# [Task statement]
Carry on the text about Montana's proposed nursing facility Medicaid funding rules from where it stops.

# [Text for analysis]
*****
The estimated financial impact of the proposed provider funding is approximately $2,655,000 in increased state funds, federal funds, and patient contributions in fiscal year 2009 over the FY 2008 funding levels.

 

 

The estimated total funding impact of the one time payments to 'at risk' nonstate government providers and other nursing facilities not determined to be 'at risk' has been appropriated at $3,786,730 state special revenue funds and approximately $11,275,590 in total appropriated funding for the nursing facility program.

 

 

The Centers for Medicare and Medicaid Services (CMS) has promulgated a new rule that narrows the sources of funds available in Montana to finance Medicaid expenditures under the inter-governmental transfer (IGT) program. This rule imposes cost limits for providers operated by "units of government" and alters the definition of "public" status. County funding and state lump sum distributions of the FY 2009 IGT program after the moratorium expires on May 25, 2008 would be limited. The rule would limit the payments that can be made to government providers through intergovernmental fund transfers by capping reimbursement payments at individual facility cost. The federal regulations redefine eligible public providers and impose new restrictions on nonfederal funding sources. The department proposes to limit reimbursement for government operated providers to amounts consistent with economy and efficiency by establishing a limit of reimbursement not to exceed cost. 

 

The estimated impact on the reimbursement for the five facilities defined as "units of government" who would be limited under this rule proposal is a decrease in Medicaid funding of approximately $1,051,391 in FY 2009. The estimated impact on the IGT program (using FY 2008 data) for nine additional facilities that would be eliminated from or limited in the "at risk" program for county facilities is a decrease in Medicaid funding of $1,056,186. The total impact of the federal regulation change on funding available to finance Medicaid expenditures in Montana through the IGT program is $2,107,577 in FY 2009.

 

 

6. The department intends the proposed rule changes to be applied effective July 1, 2008.
*****
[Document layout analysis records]
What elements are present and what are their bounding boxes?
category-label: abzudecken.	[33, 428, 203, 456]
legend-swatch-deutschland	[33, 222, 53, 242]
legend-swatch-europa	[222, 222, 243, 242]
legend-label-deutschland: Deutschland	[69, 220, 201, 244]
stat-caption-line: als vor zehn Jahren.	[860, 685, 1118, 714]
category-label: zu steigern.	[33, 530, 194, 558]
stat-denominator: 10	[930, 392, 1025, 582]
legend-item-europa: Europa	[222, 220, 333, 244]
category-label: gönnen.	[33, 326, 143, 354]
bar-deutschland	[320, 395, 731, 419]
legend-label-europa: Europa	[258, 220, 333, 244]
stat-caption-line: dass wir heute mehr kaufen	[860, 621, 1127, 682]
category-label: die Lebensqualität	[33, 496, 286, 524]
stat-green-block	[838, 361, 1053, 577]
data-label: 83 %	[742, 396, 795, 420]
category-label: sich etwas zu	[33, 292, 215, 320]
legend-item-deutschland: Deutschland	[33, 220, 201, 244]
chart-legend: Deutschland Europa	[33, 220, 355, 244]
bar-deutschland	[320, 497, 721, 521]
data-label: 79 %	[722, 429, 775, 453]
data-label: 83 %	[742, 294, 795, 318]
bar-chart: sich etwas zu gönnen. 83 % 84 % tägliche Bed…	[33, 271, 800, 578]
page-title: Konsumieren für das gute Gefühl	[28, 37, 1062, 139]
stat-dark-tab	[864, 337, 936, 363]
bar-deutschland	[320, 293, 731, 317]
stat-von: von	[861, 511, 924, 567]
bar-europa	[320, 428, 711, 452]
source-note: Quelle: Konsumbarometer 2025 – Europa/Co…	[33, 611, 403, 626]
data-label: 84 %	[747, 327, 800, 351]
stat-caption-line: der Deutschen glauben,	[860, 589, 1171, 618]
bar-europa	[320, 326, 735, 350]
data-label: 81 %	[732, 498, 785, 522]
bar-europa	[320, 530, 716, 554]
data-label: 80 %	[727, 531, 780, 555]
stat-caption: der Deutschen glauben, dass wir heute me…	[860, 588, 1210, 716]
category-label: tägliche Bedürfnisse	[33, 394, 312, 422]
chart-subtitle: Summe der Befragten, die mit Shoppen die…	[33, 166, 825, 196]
*****
# [Task response]
7. Interested persons may submit their data, views, or arguments either orally or in writing at the hearing. Written data, views, or arguments may also be submitted to Rhonda Lesofski, Office of Legal Affairs, Department of Public Health and Human Services, P.O. Box 4210, Helena MT 59604-4210, no later than 5:00 p.m. on May 22, 2008. Comments may also be faxed to (406)444-1970 or e-mailed to dphhslegal@mt.gov. The department maintains lists of persons interested in receiving notice of administrative rule changes. These lists are compiled according to subjects or programs of interest. To be included on such a list, please notify this same person or complete a request form at the hearing.

 

 

8. An electronic copy of this proposal notice is available through the Secretary of State's web site at http://sos.mt.gov/ARM/Register. The Secretary of State strives to make the electronic copy of this notice conform to the official version of the notice as printed in the Montana Administrative Register, but advises all concerned persons that, in the event of a discrepancy between the official printed text of the notice and the electronic version of the notice, only the official printed text will be considered. The web site may be unavailable at times, due to system maintenance or technical problems.

 

 

9. The bill sponsor notice requirements of 2-4-302, MCA, do not apply.

 

 

10. The Office of Legal Affairs, Department of Public Health and Human Services, has been designated to preside over and conduct the hearing.

 

 

 

 

 

 

/s/ John Koch                        /s/ John Chappuis for

Rule Reviewer                       Director, Public Health and Human Services

 

 

Certified to the Secretary of State April 14, 2008.